_The request_
From the records below, copy every line that contains the word "this".
======== Dataset
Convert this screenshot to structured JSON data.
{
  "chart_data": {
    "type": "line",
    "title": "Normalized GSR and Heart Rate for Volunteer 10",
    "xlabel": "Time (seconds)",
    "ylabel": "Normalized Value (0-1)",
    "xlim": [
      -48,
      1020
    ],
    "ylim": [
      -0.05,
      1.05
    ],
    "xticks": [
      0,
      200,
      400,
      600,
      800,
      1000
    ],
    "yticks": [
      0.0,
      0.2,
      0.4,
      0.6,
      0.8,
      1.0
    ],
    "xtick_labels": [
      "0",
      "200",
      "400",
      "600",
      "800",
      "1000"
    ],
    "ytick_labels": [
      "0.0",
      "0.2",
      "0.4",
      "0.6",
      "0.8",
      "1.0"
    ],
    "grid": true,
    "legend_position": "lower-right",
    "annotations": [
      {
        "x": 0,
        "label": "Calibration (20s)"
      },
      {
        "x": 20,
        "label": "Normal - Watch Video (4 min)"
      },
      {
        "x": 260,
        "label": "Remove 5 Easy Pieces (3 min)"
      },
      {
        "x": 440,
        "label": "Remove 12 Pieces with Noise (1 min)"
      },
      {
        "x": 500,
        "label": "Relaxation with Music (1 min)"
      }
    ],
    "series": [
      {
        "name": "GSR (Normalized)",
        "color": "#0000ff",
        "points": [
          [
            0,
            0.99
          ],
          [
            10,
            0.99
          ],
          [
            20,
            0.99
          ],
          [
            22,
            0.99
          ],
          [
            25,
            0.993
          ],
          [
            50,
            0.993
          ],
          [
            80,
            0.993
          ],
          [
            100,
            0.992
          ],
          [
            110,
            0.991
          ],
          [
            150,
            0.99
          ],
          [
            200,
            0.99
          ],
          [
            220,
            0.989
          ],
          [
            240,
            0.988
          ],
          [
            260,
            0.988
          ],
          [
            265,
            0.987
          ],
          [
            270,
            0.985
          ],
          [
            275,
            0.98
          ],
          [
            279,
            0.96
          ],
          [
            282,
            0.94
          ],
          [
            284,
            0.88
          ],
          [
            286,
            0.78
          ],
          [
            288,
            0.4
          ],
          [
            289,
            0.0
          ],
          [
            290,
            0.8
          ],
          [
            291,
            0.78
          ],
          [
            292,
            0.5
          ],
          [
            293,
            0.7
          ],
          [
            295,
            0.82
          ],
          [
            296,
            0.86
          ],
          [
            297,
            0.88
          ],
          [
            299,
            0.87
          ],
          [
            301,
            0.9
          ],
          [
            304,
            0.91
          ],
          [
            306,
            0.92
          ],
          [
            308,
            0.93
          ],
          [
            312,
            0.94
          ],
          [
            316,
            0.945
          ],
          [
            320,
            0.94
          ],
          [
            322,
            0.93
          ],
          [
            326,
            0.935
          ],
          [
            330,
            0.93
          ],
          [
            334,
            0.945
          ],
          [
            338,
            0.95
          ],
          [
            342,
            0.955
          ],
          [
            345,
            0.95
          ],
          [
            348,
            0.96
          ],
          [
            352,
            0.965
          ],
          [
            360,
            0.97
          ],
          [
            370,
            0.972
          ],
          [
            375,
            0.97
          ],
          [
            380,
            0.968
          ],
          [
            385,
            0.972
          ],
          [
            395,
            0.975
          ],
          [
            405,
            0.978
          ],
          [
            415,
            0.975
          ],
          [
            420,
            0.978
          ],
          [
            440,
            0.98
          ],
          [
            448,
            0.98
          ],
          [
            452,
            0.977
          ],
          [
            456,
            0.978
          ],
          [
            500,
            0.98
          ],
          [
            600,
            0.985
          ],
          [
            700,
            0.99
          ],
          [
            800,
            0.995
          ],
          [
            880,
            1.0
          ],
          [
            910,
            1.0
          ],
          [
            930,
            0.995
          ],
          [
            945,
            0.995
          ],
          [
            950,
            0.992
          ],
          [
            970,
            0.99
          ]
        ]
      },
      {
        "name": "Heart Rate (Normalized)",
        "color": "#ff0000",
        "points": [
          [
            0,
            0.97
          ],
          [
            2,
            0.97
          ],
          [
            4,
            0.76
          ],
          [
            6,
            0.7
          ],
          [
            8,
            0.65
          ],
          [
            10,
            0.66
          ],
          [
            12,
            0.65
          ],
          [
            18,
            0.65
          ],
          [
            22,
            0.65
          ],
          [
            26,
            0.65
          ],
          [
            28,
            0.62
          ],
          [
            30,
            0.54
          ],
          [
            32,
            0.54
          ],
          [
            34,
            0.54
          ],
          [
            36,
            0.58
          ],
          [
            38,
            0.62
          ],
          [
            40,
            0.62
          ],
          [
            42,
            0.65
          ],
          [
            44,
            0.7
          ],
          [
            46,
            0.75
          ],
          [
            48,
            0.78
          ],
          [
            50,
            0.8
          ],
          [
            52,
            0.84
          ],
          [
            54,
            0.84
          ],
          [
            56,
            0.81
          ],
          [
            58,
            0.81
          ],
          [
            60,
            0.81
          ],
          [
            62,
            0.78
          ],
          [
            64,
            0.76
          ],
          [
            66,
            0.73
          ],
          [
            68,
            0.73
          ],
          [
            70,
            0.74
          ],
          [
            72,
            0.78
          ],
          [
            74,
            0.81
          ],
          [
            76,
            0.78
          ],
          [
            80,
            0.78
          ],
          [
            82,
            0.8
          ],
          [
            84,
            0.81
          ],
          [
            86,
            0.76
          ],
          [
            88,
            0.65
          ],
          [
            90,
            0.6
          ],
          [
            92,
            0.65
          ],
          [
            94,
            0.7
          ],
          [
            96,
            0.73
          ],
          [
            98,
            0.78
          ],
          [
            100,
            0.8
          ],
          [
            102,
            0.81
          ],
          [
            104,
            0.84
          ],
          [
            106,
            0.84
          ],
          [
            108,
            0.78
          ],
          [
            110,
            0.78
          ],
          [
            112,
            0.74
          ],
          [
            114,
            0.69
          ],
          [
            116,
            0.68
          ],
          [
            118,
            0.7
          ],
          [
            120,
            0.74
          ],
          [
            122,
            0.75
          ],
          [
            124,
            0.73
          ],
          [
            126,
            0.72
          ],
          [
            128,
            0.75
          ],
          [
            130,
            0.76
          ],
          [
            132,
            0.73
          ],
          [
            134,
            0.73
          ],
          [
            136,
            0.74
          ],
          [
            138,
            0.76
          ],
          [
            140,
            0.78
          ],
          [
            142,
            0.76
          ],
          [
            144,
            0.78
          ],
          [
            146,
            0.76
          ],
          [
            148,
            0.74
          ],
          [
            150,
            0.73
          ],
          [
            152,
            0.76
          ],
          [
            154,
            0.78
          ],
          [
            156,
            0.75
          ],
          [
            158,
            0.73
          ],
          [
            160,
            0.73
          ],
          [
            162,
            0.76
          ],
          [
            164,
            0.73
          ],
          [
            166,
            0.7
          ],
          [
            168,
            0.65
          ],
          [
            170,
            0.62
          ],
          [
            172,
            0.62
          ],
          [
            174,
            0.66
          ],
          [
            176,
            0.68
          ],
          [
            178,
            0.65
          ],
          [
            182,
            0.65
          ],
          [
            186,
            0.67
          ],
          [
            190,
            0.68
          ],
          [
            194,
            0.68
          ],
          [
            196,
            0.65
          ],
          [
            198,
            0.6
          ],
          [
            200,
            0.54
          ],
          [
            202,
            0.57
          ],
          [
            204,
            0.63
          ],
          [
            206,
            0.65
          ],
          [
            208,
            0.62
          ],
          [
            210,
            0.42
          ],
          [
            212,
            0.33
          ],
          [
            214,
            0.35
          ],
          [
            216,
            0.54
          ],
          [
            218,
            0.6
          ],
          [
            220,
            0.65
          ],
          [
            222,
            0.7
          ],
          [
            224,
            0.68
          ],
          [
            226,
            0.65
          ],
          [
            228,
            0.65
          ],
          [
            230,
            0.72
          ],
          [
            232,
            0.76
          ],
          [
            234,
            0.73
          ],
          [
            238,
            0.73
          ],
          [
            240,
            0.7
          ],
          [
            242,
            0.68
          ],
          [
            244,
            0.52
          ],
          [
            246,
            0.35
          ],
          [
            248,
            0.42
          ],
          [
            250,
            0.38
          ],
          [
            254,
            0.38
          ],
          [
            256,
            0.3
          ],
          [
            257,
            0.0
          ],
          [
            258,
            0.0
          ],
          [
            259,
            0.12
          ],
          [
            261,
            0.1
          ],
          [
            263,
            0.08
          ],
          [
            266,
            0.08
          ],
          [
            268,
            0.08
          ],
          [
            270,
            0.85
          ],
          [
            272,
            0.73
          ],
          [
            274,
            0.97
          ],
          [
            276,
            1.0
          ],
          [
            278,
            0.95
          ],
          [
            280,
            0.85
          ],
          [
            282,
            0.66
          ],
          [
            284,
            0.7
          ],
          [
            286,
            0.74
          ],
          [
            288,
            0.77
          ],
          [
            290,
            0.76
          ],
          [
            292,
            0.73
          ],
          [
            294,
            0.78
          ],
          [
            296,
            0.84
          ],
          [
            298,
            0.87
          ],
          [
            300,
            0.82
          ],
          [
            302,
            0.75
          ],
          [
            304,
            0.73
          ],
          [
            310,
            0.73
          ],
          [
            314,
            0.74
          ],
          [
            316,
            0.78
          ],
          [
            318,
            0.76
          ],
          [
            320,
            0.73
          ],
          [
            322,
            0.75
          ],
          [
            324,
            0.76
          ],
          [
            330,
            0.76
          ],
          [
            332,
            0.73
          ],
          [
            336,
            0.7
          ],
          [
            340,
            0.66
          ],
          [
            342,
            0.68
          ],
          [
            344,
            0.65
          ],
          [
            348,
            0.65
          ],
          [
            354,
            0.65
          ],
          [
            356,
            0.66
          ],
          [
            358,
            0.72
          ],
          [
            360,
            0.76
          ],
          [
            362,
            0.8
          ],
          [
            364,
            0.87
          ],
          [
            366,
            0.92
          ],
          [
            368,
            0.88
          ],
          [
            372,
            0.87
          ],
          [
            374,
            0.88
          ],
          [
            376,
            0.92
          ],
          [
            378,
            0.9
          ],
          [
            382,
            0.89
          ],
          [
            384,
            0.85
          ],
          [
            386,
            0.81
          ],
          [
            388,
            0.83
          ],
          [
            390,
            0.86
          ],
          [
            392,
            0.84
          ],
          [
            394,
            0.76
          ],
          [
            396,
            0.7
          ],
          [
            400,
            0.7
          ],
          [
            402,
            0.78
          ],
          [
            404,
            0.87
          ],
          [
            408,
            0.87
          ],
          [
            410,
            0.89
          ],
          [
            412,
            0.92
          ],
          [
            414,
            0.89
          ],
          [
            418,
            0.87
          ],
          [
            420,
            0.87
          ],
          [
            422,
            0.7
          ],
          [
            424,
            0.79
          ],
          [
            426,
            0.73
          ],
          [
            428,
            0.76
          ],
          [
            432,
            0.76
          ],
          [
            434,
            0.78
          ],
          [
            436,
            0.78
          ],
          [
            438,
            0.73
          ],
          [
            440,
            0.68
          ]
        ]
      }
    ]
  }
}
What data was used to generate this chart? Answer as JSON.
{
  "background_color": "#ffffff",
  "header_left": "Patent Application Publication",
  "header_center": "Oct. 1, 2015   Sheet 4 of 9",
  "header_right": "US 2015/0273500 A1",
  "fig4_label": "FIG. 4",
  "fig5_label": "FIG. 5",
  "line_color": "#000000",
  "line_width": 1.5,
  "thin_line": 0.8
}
================
_Exercise solution_
Convert this screenshot to structured JSON data.
What data was used to generate this chart? Answer as JSON.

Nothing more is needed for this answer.